Some records
----

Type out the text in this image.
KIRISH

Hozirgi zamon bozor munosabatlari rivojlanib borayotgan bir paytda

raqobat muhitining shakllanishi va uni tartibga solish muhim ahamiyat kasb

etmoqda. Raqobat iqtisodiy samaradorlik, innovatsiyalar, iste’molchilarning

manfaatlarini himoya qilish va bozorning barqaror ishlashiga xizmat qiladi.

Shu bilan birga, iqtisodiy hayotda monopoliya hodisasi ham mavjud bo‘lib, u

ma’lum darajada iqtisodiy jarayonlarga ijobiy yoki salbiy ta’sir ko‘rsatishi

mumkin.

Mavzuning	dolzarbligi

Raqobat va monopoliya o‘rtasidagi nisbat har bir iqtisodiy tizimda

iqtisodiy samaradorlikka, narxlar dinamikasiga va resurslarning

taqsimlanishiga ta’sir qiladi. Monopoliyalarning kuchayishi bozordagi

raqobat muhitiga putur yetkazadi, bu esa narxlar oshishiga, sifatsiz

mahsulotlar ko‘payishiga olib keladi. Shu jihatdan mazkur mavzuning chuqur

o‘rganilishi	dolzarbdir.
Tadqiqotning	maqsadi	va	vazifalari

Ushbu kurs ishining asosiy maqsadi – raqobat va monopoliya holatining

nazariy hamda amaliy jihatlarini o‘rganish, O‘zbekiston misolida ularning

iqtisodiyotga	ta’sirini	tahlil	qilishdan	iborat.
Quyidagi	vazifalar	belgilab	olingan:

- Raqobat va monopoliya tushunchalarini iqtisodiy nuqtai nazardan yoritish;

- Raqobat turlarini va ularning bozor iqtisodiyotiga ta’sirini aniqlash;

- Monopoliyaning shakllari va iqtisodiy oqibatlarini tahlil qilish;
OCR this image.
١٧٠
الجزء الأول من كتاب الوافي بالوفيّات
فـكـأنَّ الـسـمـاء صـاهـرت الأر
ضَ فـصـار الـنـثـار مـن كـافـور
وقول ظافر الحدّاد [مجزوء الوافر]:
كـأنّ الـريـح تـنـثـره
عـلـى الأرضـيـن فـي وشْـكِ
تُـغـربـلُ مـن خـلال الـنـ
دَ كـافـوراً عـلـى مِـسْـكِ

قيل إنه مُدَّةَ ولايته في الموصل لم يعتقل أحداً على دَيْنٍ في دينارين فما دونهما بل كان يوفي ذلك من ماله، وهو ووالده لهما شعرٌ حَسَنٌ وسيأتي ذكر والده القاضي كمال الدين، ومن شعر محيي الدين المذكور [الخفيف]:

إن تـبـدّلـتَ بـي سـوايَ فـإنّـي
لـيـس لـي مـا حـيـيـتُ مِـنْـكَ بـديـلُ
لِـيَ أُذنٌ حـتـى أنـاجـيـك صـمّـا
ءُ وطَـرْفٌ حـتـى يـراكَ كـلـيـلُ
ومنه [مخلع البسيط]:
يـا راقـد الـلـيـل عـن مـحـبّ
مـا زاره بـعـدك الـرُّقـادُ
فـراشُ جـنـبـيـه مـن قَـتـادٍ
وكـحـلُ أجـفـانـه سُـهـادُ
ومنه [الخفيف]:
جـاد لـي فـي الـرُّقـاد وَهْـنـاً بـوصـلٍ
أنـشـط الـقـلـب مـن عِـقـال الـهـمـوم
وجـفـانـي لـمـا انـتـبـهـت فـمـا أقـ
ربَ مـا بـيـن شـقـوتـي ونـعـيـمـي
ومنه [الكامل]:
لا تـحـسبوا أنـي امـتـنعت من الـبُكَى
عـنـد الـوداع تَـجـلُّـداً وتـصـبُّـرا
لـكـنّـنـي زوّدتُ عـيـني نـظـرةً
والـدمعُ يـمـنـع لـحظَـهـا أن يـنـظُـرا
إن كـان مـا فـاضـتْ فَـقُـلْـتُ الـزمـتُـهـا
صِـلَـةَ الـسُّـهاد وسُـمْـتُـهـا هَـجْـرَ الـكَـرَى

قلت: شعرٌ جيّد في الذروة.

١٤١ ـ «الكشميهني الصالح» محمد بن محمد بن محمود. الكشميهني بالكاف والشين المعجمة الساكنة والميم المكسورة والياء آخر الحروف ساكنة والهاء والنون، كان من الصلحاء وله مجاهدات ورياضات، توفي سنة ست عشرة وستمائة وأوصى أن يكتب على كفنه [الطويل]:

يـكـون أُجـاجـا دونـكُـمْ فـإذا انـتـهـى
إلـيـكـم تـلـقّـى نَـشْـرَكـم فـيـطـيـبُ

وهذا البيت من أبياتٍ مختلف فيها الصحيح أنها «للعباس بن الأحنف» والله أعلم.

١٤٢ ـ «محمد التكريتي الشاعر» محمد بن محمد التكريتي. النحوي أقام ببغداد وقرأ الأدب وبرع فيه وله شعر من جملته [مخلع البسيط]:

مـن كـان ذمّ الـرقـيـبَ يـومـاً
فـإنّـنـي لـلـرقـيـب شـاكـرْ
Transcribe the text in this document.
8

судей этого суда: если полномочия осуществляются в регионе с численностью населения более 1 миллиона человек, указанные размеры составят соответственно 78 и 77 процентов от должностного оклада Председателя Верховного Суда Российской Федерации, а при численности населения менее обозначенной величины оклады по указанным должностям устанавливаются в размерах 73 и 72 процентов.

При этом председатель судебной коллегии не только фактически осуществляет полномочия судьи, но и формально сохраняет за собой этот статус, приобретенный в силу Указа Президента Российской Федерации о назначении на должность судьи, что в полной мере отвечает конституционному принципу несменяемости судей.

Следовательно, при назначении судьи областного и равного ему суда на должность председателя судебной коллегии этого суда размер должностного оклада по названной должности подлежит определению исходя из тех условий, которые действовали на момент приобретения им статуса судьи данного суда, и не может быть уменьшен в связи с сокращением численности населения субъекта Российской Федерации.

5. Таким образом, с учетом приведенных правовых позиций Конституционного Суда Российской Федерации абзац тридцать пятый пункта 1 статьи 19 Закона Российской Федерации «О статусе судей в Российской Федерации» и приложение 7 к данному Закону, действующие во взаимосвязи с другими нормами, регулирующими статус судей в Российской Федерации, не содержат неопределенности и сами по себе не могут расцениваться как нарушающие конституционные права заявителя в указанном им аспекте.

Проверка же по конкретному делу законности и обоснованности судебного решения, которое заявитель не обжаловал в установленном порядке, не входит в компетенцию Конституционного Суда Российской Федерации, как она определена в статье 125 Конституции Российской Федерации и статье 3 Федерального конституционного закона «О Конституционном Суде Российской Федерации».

----

▶ **OBJECTIVE**
In the entries above, find lines with "qiladi" and copy each.

▶ **WRITTEN RESPONSE**
manfaatlarini himoya qilish va bozorning barqaror ishlashiga xizmat qiladi.
taqsimlanishiga ta’sir qiladi. Monopoliyalarning kuchayishi bozordagi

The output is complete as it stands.